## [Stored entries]

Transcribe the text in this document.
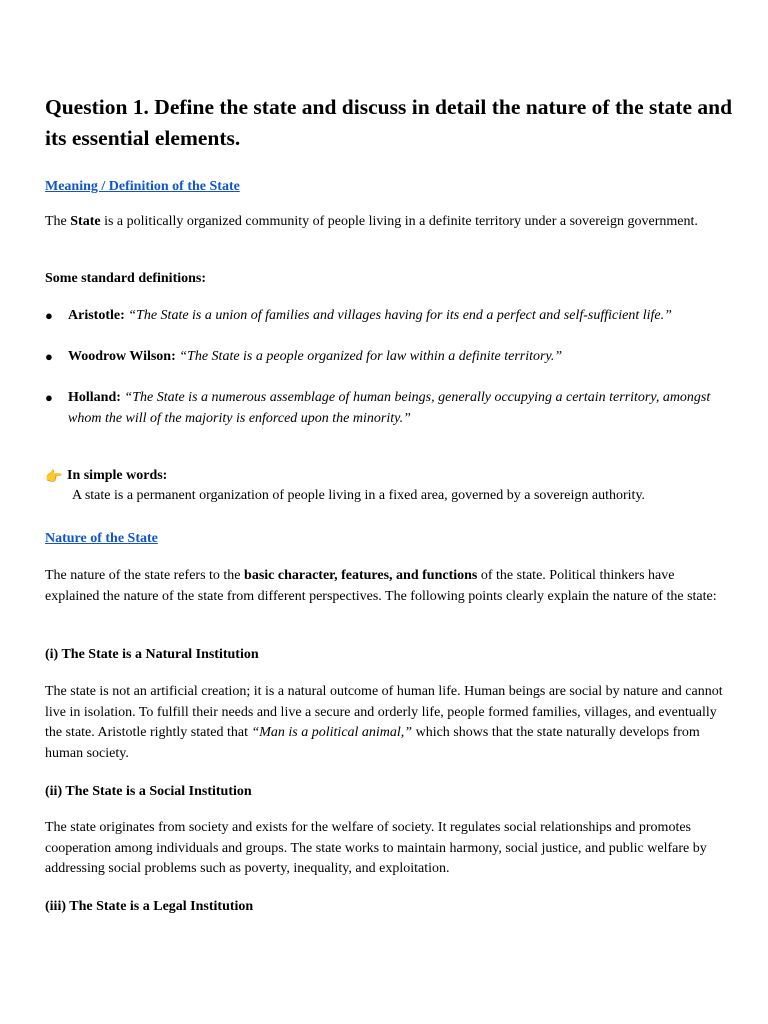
Question 1. Define the state and discuss in detail the nature of the state and its essential elements.
Meaning / Definition of the State

The State is a politically organized community of people living in a definite territory under a sovereign government.

Some standard definitions:

● Aristotle: “The State is a union of families and villages having for its end a perfect and self-sufficient life.”
● Woodrow Wilson: “The State is a people organized for law within a definite territory.”
● Holland: “The State is a numerous assemblage of human beings, generally occupying a certain territory, amongst whom the will of the majority is enforced upon the minority.”
👉 In simple words:
A state is a permanent organization of people living in a fixed area, governed by a sovereign authority.
Nature of the State

The nature of the state refers to the basic character, features, and functions of the state. Political thinkers have explained the nature of the state from different perspectives. The following points clearly explain the nature of the state:

(i) The State is a Natural Institution

The state is not an artificial creation; it is a natural outcome of human life. Human beings are social by nature and cannot live in isolation. To fulfill their needs and live a secure and orderly life, people formed families, villages, and eventually the state. Aristotle rightly stated that “Man is a political animal,” which shows that the state naturally develops from human society.

(ii) The State is a Social Institution

The state originates from society and exists for the welfare of society. It regulates social relationships and promotes cooperation among individuals and groups. The state works to maintain harmony, social justice, and public welfare by addressing social problems such as poverty, inequality, and exploitation.

(iii) The State is a Legal Institution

## [Given instruction]
Give every record again exactly, apart from the pictures, which stay out.

## [Written solution]
Transcribe the text in this document.
Question 1. Define the state and discuss in detail the nature of the state and its essential elements.
Meaning / Definition of the State

The State is a politically organized community of people living in a definite territory under a sovereign government.

Some standard definitions:

● Aristotle: “The State is a union of families and villages having for its end a perfect and self-sufficient life.”
● Woodrow Wilson: “The State is a people organized for law within a definite territory.”
● Holland: “The State is a numerous assemblage of human beings, generally occupying a certain territory, amongst whom the will of the majority is enforced upon the minority.”
👉 In simple words:
A state is a permanent organization of people living in a fixed area, governed by a sovereign authority.
Nature of the State

The nature of the state refers to the basic character, features, and functions of the state. Political thinkers have explained the nature of the state from different perspectives. The following points clearly explain the nature of the state:

(i) The State is a Natural Institution

The state is not an artificial creation; it is a natural outcome of human life. Human beings are social by nature and cannot live in isolation. To fulfill their needs and live a secure and orderly life, people formed families, villages, and eventually the state. Aristotle rightly stated that “Man is a political animal,” which shows that the state naturally develops from human society.

(ii) The State is a Social Institution

The state originates from society and exists for the welfare of society. It regulates social relationships and promotes cooperation among individuals and groups. The state works to maintain harmony, social justice, and public welfare by addressing social problems such as poverty, inequality, and exploitation.

(iii) The State is a Legal Institution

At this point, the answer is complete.